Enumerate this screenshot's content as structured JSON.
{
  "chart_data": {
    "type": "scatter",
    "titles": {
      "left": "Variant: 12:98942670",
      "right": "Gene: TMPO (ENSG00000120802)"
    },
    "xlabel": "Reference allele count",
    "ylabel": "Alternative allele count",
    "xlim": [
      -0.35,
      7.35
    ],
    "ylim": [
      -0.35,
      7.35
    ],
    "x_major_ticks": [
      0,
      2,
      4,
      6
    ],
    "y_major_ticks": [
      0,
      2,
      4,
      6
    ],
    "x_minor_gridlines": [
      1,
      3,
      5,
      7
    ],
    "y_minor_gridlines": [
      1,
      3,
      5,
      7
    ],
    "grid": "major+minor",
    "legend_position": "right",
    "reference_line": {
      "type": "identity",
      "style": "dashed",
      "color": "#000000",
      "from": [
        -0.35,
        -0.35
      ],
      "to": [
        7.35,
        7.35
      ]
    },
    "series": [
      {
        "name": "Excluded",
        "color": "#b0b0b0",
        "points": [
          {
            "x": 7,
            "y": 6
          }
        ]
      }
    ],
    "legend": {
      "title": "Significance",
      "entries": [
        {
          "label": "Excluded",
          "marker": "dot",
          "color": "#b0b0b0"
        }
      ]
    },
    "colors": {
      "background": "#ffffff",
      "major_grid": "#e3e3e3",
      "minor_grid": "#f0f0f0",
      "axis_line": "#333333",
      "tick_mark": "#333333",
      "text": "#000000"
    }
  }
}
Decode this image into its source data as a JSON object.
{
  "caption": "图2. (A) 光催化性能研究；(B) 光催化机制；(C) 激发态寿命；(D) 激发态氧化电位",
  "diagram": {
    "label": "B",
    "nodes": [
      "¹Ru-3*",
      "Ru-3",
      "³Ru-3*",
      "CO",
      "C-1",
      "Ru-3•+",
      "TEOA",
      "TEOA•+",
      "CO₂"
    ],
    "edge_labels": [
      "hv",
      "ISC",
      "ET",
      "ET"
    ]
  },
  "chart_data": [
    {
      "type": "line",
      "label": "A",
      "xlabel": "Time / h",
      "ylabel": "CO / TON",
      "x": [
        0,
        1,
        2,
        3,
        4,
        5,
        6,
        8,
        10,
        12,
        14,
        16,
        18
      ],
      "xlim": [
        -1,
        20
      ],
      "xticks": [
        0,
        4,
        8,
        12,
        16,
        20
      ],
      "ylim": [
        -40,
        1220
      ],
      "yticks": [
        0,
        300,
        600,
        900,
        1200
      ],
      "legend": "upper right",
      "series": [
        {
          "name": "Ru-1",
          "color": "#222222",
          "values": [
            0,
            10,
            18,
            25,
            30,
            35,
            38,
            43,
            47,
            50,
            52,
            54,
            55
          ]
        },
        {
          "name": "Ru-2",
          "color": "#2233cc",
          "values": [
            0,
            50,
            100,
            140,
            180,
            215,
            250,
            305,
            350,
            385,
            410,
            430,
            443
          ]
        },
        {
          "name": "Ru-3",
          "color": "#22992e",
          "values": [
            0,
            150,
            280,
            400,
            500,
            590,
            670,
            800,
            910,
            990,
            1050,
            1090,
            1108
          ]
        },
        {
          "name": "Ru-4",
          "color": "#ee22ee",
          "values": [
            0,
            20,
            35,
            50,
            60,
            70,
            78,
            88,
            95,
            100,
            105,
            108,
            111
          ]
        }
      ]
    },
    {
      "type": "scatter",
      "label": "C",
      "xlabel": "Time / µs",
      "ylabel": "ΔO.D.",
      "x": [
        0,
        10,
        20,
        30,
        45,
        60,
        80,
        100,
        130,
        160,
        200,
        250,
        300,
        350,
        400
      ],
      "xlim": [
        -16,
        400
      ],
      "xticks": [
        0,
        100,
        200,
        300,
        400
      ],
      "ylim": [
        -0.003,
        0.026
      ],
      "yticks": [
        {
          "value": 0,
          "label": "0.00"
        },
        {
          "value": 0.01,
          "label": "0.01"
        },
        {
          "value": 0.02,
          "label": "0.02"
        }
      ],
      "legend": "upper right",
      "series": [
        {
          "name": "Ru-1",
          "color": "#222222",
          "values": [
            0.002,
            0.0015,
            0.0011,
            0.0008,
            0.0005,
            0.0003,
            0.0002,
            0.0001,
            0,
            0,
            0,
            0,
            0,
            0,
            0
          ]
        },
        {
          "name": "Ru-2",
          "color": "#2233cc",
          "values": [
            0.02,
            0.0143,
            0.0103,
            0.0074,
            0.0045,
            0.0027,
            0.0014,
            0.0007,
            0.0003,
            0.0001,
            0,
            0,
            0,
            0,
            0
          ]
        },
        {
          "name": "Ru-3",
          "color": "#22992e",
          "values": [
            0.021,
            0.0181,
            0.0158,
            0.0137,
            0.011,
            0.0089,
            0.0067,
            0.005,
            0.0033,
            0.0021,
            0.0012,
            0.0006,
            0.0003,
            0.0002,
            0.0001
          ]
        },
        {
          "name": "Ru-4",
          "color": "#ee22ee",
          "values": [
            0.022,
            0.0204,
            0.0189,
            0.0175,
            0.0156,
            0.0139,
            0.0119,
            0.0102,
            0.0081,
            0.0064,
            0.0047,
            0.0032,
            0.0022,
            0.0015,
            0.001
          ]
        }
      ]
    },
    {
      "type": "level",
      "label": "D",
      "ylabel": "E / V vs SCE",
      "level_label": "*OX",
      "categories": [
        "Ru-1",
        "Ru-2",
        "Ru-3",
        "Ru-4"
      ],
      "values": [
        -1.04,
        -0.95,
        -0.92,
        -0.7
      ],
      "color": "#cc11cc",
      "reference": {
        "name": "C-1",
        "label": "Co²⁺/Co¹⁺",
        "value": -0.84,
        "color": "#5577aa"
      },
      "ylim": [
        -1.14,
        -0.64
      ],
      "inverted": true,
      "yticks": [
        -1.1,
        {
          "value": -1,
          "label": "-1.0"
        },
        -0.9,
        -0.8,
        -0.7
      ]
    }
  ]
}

┄┄┄┄┄┄┄┄┄┄

Task statement:
Each line of the material must be restated exactly.

Answer:
Enumerate this screenshot's content as structured JSON.
{
  "chart_data": {
    "type": "scatter",
    "titles": {
      "left": "Variant: 12:98942670",
      "right": "Gene: TMPO (ENSG00000120802)"
    },
    "xlabel": "Reference allele count",
    "ylabel": "Alternative allele count",
    "xlim": [
      -0.35,
      7.35
    ],
    "ylim": [
      -0.35,
      7.35
    ],
    "x_major_ticks": [
      0,
      2,
      4,
      6
    ],
    "y_major_ticks": [
      0,
      2,
      4,
      6
    ],
    "x_minor_gridlines": [
      1,
      3,
      5,
      7
    ],
    "y_minor_gridlines": [
      1,
      3,
      5,
      7
    ],
    "grid": "major+minor",
    "legend_position": "right",
    "reference_line": {
      "type": "identity",
      "style": "dashed",
      "color": "#000000",
      "from": [
        -0.35,
        -0.35
      ],
      "to": [
        7.35,
        7.35
      ]
    },
    "series": [
      {
        "name": "Excluded",
        "color": "#b0b0b0",
        "points": [
          {
            "x": 7,
            "y": 6
          }
        ]
      }
    ],
    "legend": {
      "title": "Significance",
      "entries": [
        {
          "label": "Excluded",
          "marker": "dot",
          "color": "#b0b0b0"
        }
      ]
    },
    "colors": {
      "background": "#ffffff",
      "major_grid": "#e3e3e3",
      "minor_grid": "#f0f0f0",
      "axis_line": "#333333",
      "tick_mark": "#333333",
      "text": "#000000"
    }
  }
}
Decode this image into its source data as a JSON object.
{
  "caption": "图2. (A) 光催化性能研究；(B) 光催化机制；(C) 激发态寿命；(D) 激发态氧化电位",
  "diagram": {
    "label": "B",
    "nodes": [
      "¹Ru-3*",
      "Ru-3",
      "³Ru-3*",
      "CO",
      "C-1",
      "Ru-3•+",
      "TEOA",
      "TEOA•+",
      "CO₂"
    ],
    "edge_labels": [
      "hv",
      "ISC",
      "ET",
      "ET"
    ]
  },
  "chart_data": [
    {
      "type": "line",
      "label": "A",
      "xlabel": "Time / h",
      "ylabel": "CO / TON",
      "x": [
        0,
        1,
        2,
        3,
        4,
        5,
        6,
        8,
        10,
        12,
        14,
        16,
        18
      ],
      "xlim": [
        -1,
        20
      ],
      "xticks": [
        0,
        4,
        8,
        12,
        16,
        20
      ],
      "ylim": [
        -40,
        1220
      ],
      "yticks": [
        0,
        300,
        600,
        900,
        1200
      ],
      "legend": "upper right",
      "series": [
        {
          "name": "Ru-1",
          "color": "#222222",
          "values": [
            0,
            10,
            18,
            25,
            30,
            35,
            38,
            43,
            47,
            50,
            52,
            54,
            55
          ]
        },
        {
          "name": "Ru-2",
          "color": "#2233cc",
          "values": [
            0,
            50,
            100,
            140,
            180,
            215,
            250,
            305,
            350,
            385,
            410,
            430,
            443
          ]
        },
        {
          "name": "Ru-3",
          "color": "#22992e",
          "values": [
            0,
            150,
            280,
            400,
            500,
            590,
            670,
            800,
            910,
            990,
            1050,
            1090,
            1108
          ]
        },
        {
          "name": "Ru-4",
          "color": "#ee22ee",
          "values": [
            0,
            20,
            35,
            50,
            60,
            70,
            78,
            88,
            95,
            100,
            105,
            108,
            111
          ]
        }
      ]
    },
    {
      "type": "scatter",
      "label": "C",
      "xlabel": "Time / µs",
      "ylabel": "ΔO.D.",
      "x": [
        0,
        10,
        20,
        30,
        45,
        60,
        80,
        100,
        130,
        160,
        200,
        250,
        300,
        350,
        400
      ],
      "xlim": [
        -16,
        400
      ],
      "xticks": [
        0,
        100,
        200,
        300,
        400
      ],
      "ylim": [
        -0.003,
        0.026
      ],
      "yticks": [
        {
          "value": 0,
          "label": "0.00"
        },
        {
          "value": 0.01,
          "label": "0.01"
        },
        {
          "value": 0.02,
          "label": "0.02"
        }
      ],
      "legend": "upper right",
      "series": [
        {
          "name": "Ru-1",
          "color": "#222222",
          "values": [
            0.002,
            0.0015,
            0.0011,
            0.0008,
            0.0005,
            0.0003,
            0.0002,
            0.0001,
            0,
            0,
            0,
            0,
            0,
            0,
            0
          ]
        },
        {
          "name": "Ru-2",
          "color": "#2233cc",
          "values": [
            0.02,
            0.0143,
            0.0103,
            0.0074,
            0.0045,
            0.0027,
            0.0014,
            0.0007,
            0.0003,
            0.0001,
            0,
            0,
            0,
            0,
            0
          ]
        },
        {
          "name": "Ru-3",
          "color": "#22992e",
          "values": [
            0.021,
            0.0181,
            0.0158,
            0.0137,
            0.011,
            0.0089,
            0.0067,
            0.005,
            0.0033,
            0.0021,
            0.0012,
            0.0006,
            0.0003,
            0.0002,
            0.0001
          ]
        },
        {
          "name": "Ru-4",
          "color": "#ee22ee",
          "values": [
            0.022,
            0.0204,
            0.0189,
            0.0175,
            0.0156,
            0.0139,
            0.0119,
            0.0102,
            0.0081,
            0.0064,
            0.0047,
            0.0032,
            0.0022,
            0.0015,
            0.001
          ]
        }
      ]
    },
    {
      "type": "level",
      "label": "D",
      "ylabel": "E / V vs SCE",
      "level_label": "*OX",
      "categories": [
        "Ru-1",
        "Ru-2",
        "Ru-3",
        "Ru-4"
      ],
      "values": [
        -1.04,
        -0.95,
        -0.92,
        -0.7
      ],
      "color": "#cc11cc",
      "reference": {
        "name": "C-1",
        "label": "Co²⁺/Co¹⁺",
        "value": -0.84,
        "color": "#5577aa"
      },
      "ylim": [
        -1.14,
        -0.64
      ],
      "inverted": true,
      "yticks": [
        -1.1,
        {
          "value": -1,
          "label": "-1.0"
        },
        -0.9,
        -0.8,
        -0.7
      ]
    }
  ]
}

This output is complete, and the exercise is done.